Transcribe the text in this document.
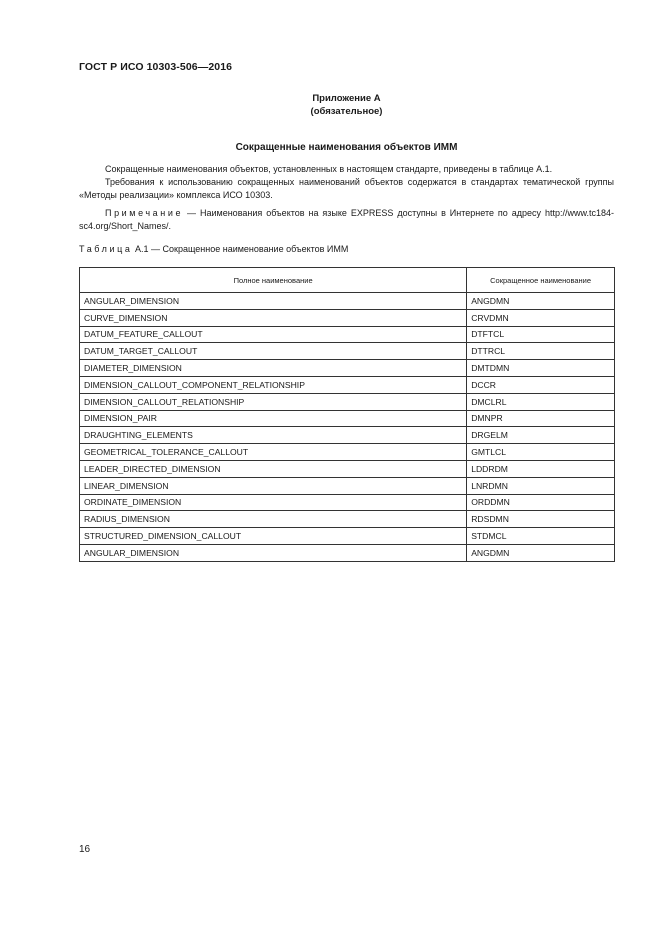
ГОСТ Р ИСО 10303-506—2016
Приложение А
(обязательное)
Сокращенные наименования объектов ИММ
Сокращенные наименования объектов, установленных в настоящем стандарте, приведены в таблице А.1.
Требования к использованию сокращенных наименований объектов содержатся в стандартах тематической группы «Методы реализации» комплекса ИСО 10303.
Примечание — Наименования объектов на языке EXPRESS доступны в Интернете по адресу http://www.tc184-sc4.org/Short_Names/.
Таблица А.1 — Сокращенное наименование объектов ИММ
Полное наименование	Сокращенное наименование
ANGULAR_DIMENSION	ANGDMN
CURVE_DIMENSION	CRVDMN
DATUM_FEATURE_CALLOUT	DTFTCL
DATUM_TARGET_CALLOUT	DTTRCL
DIAMETER_DIMENSION	DMTDMN
DIMENSION_CALLOUT_COMPONENT_RELATIONSHIP	DCCR
DIMENSION_CALLOUT_RELATIONSHIP	DMCLRL
DIMENSION_PAIR	DMNPR
DRAUGHTING_ELEMENTS	DRGELM
GEOMETRICAL_TOLERANCE_CALLOUT	GMTLCL
LEADER_DIRECTED_DIMENSION	LDDRDM
LINEAR_DIMENSION	LNRDMN
ORDINATE_DIMENSION	ORDDMN
RADIUS_DIMENSION	RDSDMN
STRUCTURED_DIMENSION_CALLOUT	STDMCL
ANGULAR_DIMENSION	ANGDMN
16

---

## [Exercise objective]
Your task is to repeat the material above exactly, without its pictures.

## [Answer to this problem]
Transcribe the text in this document.
ГОСТ Р ИСО 10303-506—2016
Приложение А
(обязательное)
Сокращенные наименования объектов ИММ
Сокращенные наименования объектов, установленных в настоящем стандарте, приведены в таблице А.1.
Требования к использованию сокращенных наименований объектов содержатся в стандартах тематической группы «Методы реализации» комплекса ИСО 10303.
Примечание — Наименования объектов на языке EXPRESS доступны в Интернете по адресу http://www.tc184-sc4.org/Short_Names/.
Таблица А.1 — Сокращенное наименование объектов ИММ
Полное наименование	Сокращенное наименование
ANGULAR_DIMENSION	ANGDMN
CURVE_DIMENSION	CRVDMN
DATUM_FEATURE_CALLOUT	DTFTCL
DATUM_TARGET_CALLOUT	DTTRCL
DIAMETER_DIMENSION	DMTDMN
DIMENSION_CALLOUT_COMPONENT_RELATIONSHIP	DCCR
DIMENSION_CALLOUT_RELATIONSHIP	DMCLRL
DIMENSION_PAIR	DMNPR
DRAUGHTING_ELEMENTS	DRGELM
GEOMETRICAL_TOLERANCE_CALLOUT	GMTLCL
LEADER_DIRECTED_DIMENSION	LDDRDM
LINEAR_DIMENSION	LNRDMN
ORDINATE_DIMENSION	ORDDMN
RADIUS_DIMENSION	RDSDMN
STRUCTURED_DIMENSION_CALLOUT	STDMCL
ANGULAR_DIMENSION	ANGDMN
16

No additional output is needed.